> EXCERPTED TEXT:
· · ·
Fig. 4 Circular dichroism (CD) spectra of poly(Aib) chains initiated from (a) point-chiral amines (A*), (b) axially chiral binaphthols (B*), and (c) Feringa's photoswitches (C*), recorded in HFIP. Solid lines correspond to the unmodified parent polymers (A*/B*/C*-P₀-E₀) and the dashed lines to their isolipoic acid (E₁) functionalized derivatives.

End-group mediated anchoring of poly(Aib) chains to gold surfaces: AFM and XPS analysis

To evaluate the ability of end-group functionalized poly(Aib) chains to adhere to gold surfaces via disulfide–gold interactions, atomic force microscopy (AFM) was employed. Specifically, polymers bearing terminal lipoic acid moieties (A^S-P₉-E₁) were adsorbed onto a gold substrate by immersing the substrate in a 2 mg ml⁻¹ solution of the polymer in HFIP for 24 hours, to form layers via thiol–gold affinity. The overall flow scheme of the coating process is provided in the SI (see SI 61). AFM topography analysis revealed a marked increase in surface roughness (in the highlighted area) upon polymer deposition. As shown in Fig. 5a and b, the bare gold substrate exhibited a root-mean-square (RMS) roughness of 0.240 nm, while surfaces treated with the isolipoic acid-terminated polymer displayed an RMS roughness of 1.607 nm. This increase is indicative of surface coverage by the polymer film and is consistent with the formation of a surface-bound layer driven by disulfide–gold binding. To further investigate the film morphology, selective etching of the gold substrate was performed using dilute HCl, allowing for the estimation of the polymer height from the resulting edge profile. The height difference across the etched boundary corresponds to ∼15–20 nm, supporting the formation of a polymer film on the gold substrate (see SI 58). To complement the AFM analysis, X-ray photoelectron spectroscopy (XPS) was performed to probe the surface composition of the polymer-functionalized gold substrates. As shown in Fig. 5d, the gold substrate treated with lipoic acid-terminated poly(Aib) (A^S-P₉-E₁) revealed a distinct N peak centred at ∼400 eV, characteristic of the amide nitrogen within the polypeptide backbone. Additional evidence for the surface anchoring is provided by the S 2p region, which exhibits a sulphur signal at 163–164 eV (see SI 59), corresponding to the sulphur species derived from the lipoic acid anchoring group interacting with the gold surface. Together, these complementary techniques confirm the successful immobilization of the poly(Aib) chains via the isolipoic acid end-group, establishing a strategy for anchoring helical polypeptides onto the gold interfaces.

Fig. 5 (a) AFM topography of the bare gold substrate, (b) AFM topography of the gold substrate after adsorption of the lipoic-acid terminated polymer (A^S-P₉-E₁), (c) XPS C 1s spectrum of the polymer-functionalized gold surface showing characteristic contributions from C–C (∼284.8 eV) and C=O (∼288.5 eV) functionalities, consistent with the presence of the polymer backbone and the terminal groups, and (d) XPS N 1s spectrum of the polymer functionalized gold surface, displaying a characteristic N–C peak at (∼400 eV), indicative of the nitrogen present in the polymer backbone (A^S-P₉-E₁).
· · ·
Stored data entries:

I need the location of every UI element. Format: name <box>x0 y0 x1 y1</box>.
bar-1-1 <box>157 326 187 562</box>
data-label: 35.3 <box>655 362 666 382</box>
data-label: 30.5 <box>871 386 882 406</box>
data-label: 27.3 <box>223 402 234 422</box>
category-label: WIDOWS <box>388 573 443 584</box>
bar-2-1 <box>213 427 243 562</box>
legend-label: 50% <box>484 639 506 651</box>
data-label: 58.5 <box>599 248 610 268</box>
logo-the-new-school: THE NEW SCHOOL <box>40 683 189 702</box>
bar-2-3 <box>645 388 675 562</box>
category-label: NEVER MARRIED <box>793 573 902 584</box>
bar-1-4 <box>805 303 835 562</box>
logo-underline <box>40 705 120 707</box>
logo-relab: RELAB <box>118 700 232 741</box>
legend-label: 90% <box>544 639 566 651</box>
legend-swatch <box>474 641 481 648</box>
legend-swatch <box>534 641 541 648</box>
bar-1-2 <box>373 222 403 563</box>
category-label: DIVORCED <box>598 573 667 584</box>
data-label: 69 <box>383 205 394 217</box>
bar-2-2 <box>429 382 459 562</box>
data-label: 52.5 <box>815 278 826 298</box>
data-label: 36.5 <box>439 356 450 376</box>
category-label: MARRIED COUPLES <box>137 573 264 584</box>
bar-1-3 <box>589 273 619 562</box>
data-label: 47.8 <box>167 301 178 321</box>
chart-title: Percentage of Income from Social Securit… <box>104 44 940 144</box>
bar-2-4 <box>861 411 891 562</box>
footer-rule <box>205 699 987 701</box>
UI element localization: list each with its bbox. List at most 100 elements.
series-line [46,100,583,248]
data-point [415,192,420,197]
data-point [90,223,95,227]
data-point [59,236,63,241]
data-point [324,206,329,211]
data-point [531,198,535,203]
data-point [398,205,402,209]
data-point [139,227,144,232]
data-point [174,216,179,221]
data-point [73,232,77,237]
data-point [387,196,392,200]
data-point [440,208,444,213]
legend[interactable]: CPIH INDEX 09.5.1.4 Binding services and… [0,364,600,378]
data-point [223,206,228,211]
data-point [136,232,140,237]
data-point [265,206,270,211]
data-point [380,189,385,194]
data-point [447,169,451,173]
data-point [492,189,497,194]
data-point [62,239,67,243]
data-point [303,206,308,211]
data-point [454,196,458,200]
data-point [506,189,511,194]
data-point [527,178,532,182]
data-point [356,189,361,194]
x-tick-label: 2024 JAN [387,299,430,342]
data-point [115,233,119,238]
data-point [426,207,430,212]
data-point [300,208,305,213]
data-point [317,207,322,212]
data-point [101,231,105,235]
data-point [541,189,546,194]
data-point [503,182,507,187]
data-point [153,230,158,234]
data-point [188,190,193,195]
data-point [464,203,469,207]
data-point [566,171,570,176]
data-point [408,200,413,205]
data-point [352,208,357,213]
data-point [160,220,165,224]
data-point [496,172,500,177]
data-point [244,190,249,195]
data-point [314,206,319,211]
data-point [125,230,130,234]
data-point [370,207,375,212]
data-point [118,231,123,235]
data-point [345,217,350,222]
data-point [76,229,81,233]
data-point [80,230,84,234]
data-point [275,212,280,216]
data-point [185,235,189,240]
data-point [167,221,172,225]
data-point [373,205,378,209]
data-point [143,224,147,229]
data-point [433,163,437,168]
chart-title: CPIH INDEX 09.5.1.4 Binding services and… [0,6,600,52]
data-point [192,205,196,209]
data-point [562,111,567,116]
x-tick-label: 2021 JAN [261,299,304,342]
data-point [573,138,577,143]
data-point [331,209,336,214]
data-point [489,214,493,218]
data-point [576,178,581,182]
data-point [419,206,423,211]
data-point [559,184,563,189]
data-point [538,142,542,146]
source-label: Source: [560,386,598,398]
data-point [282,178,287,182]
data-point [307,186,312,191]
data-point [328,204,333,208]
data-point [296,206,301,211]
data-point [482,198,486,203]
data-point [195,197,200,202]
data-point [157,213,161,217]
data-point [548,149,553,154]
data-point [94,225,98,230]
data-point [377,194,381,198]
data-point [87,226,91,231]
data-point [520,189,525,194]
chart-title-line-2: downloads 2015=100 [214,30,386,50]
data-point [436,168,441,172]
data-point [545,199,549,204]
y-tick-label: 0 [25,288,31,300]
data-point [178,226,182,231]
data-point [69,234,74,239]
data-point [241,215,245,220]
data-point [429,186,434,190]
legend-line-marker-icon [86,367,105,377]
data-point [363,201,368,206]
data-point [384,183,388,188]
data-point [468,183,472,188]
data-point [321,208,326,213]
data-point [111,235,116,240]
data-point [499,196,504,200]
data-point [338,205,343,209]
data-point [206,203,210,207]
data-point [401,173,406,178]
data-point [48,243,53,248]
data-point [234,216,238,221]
· · ·
> WORK ITEM: According to the text on anchoring poly(Aib) chains to gold, what RMS roughness did the bare gold substrate show?

> WRITTEN SOLUTION: 0.240 nm